__GIVEN DATA__:
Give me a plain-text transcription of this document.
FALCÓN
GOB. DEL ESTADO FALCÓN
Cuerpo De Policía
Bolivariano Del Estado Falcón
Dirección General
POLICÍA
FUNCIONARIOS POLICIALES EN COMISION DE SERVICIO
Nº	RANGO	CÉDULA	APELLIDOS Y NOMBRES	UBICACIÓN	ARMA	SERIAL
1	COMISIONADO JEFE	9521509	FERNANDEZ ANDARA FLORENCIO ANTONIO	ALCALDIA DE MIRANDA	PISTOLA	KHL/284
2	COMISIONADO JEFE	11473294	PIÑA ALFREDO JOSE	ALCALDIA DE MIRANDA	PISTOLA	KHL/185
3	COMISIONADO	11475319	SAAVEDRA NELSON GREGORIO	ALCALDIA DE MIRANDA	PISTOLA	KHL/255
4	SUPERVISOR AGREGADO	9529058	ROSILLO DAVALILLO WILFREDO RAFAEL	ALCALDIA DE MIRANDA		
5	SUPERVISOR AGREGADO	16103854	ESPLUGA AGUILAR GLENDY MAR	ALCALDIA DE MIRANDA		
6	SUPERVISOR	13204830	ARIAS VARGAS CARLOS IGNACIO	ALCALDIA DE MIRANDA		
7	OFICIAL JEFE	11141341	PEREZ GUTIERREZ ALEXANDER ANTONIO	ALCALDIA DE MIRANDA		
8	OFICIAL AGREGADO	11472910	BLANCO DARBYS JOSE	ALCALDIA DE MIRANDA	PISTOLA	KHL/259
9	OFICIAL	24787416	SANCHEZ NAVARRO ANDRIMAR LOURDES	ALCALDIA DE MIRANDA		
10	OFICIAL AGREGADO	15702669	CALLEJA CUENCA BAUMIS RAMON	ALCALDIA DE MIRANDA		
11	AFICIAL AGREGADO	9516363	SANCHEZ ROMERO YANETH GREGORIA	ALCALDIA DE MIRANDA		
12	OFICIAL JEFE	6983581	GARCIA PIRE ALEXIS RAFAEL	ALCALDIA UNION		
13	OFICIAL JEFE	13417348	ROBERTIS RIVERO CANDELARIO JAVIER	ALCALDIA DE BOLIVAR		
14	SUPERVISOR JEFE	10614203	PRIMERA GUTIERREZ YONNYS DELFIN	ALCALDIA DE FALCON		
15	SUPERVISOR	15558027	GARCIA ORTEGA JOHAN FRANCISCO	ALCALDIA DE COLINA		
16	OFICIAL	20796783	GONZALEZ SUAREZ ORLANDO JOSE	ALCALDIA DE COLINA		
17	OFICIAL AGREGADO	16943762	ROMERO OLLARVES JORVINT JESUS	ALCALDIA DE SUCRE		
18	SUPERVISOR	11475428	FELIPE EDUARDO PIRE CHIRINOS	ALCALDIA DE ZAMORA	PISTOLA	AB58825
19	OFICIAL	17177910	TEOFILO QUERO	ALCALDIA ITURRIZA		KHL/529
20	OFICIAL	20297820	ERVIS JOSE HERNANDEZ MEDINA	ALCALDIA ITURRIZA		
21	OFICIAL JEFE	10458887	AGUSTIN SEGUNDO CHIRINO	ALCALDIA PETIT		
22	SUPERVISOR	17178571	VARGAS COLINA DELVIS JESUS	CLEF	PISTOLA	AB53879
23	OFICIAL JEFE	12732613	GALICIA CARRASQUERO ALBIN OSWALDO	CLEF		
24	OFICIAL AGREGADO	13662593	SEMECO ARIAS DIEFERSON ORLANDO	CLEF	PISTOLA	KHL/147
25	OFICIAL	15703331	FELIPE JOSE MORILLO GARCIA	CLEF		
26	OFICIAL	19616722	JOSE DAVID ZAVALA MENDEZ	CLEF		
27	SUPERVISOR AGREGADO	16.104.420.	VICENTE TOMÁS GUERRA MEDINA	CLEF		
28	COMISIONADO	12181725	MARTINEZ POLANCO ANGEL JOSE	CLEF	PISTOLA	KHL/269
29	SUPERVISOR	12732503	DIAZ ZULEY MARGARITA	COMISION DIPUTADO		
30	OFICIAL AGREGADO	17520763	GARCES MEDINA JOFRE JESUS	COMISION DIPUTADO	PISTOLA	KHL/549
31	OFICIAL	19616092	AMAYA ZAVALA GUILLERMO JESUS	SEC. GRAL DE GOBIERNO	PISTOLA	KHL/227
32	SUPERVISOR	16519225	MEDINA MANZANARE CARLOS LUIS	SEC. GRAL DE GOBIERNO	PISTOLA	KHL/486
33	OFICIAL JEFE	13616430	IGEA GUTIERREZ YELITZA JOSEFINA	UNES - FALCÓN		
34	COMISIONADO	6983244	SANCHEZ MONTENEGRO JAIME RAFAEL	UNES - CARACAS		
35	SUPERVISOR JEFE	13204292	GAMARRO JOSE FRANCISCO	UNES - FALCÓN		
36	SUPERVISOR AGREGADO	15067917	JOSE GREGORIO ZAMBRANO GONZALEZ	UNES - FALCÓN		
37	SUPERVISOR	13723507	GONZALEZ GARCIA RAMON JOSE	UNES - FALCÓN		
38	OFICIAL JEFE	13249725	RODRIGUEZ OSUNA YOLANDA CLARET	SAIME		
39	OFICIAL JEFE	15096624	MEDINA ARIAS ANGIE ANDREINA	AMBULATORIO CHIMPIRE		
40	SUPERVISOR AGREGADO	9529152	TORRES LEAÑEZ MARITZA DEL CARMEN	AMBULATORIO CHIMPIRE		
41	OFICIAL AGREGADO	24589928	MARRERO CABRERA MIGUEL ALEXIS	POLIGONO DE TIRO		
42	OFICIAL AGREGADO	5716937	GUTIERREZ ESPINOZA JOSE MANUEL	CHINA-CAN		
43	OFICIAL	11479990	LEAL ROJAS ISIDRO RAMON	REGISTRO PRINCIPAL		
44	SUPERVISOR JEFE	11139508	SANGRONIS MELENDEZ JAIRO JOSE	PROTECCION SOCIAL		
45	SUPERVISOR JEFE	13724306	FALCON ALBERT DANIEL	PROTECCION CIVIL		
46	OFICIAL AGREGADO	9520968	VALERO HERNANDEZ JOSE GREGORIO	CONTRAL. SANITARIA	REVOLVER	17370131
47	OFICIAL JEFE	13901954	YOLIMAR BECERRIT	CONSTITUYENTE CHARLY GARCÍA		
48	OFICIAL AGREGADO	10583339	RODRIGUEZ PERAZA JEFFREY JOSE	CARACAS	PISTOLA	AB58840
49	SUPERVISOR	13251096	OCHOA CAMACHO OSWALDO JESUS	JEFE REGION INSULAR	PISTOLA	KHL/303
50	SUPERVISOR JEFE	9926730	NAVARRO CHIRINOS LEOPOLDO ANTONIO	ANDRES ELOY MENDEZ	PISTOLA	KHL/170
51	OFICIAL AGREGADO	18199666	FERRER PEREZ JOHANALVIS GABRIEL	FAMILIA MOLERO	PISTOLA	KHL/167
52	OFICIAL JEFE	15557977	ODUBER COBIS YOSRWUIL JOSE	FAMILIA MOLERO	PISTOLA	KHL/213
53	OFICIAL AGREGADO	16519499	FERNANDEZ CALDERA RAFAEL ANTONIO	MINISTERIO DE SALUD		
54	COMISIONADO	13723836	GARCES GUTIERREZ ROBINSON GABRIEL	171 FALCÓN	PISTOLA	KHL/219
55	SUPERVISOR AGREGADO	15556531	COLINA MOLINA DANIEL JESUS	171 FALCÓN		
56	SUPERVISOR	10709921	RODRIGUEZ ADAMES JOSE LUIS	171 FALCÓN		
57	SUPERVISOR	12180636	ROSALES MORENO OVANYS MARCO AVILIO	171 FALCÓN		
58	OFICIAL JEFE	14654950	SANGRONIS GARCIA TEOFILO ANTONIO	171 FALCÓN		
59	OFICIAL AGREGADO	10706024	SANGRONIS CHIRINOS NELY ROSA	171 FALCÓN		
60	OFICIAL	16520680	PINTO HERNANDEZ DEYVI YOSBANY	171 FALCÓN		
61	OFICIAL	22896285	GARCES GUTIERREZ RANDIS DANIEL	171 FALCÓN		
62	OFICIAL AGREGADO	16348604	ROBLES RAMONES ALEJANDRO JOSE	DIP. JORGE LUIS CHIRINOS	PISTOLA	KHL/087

__WORK TO BE COMPLETED__:
Tally up the lines in the records containing the word "GABRIEL", then give the count and nothing else.

__TASK RESULT__:
2